Please count the lines below that contain the word "planning", and reply with that number alone.

* _Task inputs_:
- - - - -
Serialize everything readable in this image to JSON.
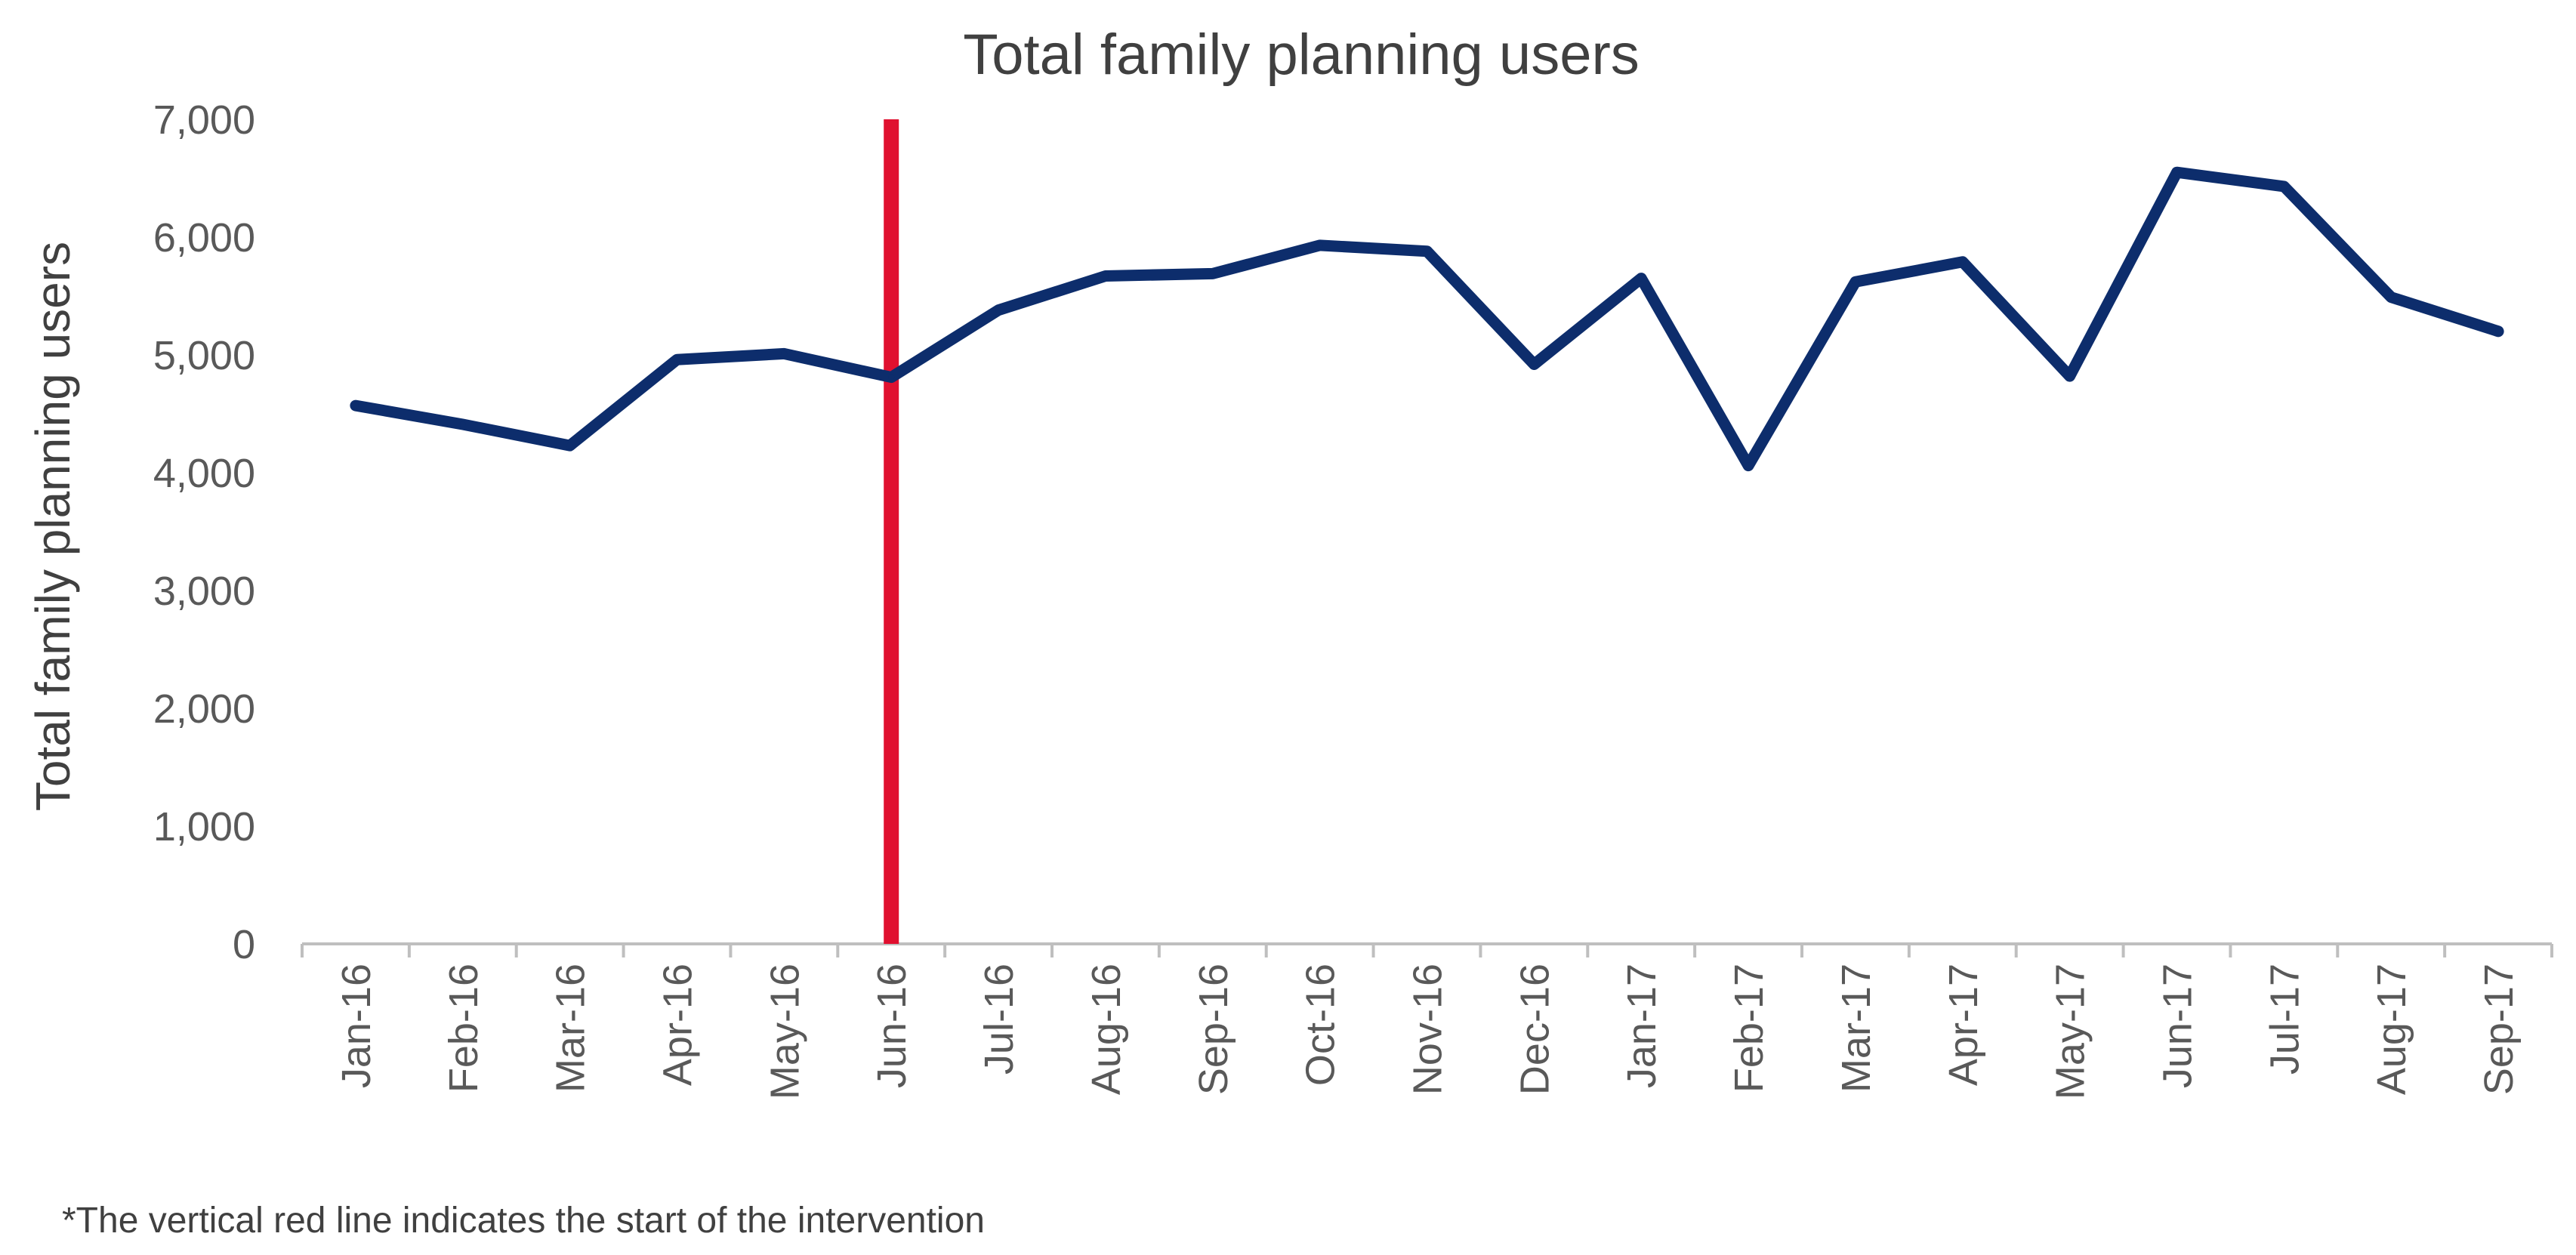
{
  "chart_data": {
    "type": "line",
    "title": "Total family planning users",
    "xlabel": "",
    "ylabel": "Total family planning users",
    "categories": [
      "Jan-16",
      "Feb-16",
      "Mar-16",
      "Apr-16",
      "May-16",
      "Jun-16",
      "Jul-16",
      "Aug-16",
      "Sep-16",
      "Oct-16",
      "Nov-16",
      "Dec-16",
      "Jan-17",
      "Feb-17",
      "Mar-17",
      "Apr-17",
      "May-17",
      "Jun-17",
      "Jul-17",
      "Aug-17",
      "Sep-17"
    ],
    "series": [
      {
        "values": [
          4570,
          4410,
          4230,
          4960,
          5010,
          4810,
          5380,
          5670,
          5690,
          5930,
          5880,
          4920,
          5650,
          4060,
          5620,
          5790,
          4820,
          6550,
          6430,
          5490,
          5200
        ]
      }
    ],
    "ylim": [
      0,
      7000
    ],
    "yticks": [
      0,
      1000,
      2000,
      3000,
      4000,
      5000,
      6000,
      7000
    ],
    "ytick_labels": [
      "0",
      "1,000",
      "2,000",
      "3,000",
      "4,000",
      "5,000",
      "6,000",
      "7,000"
    ],
    "grid": false,
    "legend": "none",
    "intervention_marker": {
      "category": "Jun-16",
      "color": "#E0102F"
    },
    "line_color": "#0D2D6C",
    "axis_color": "#BFBFBF",
    "footnote": "*The vertical red line indicates the start of the intervention"
  }
}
- - - - -
* _Response to this exercise_: 2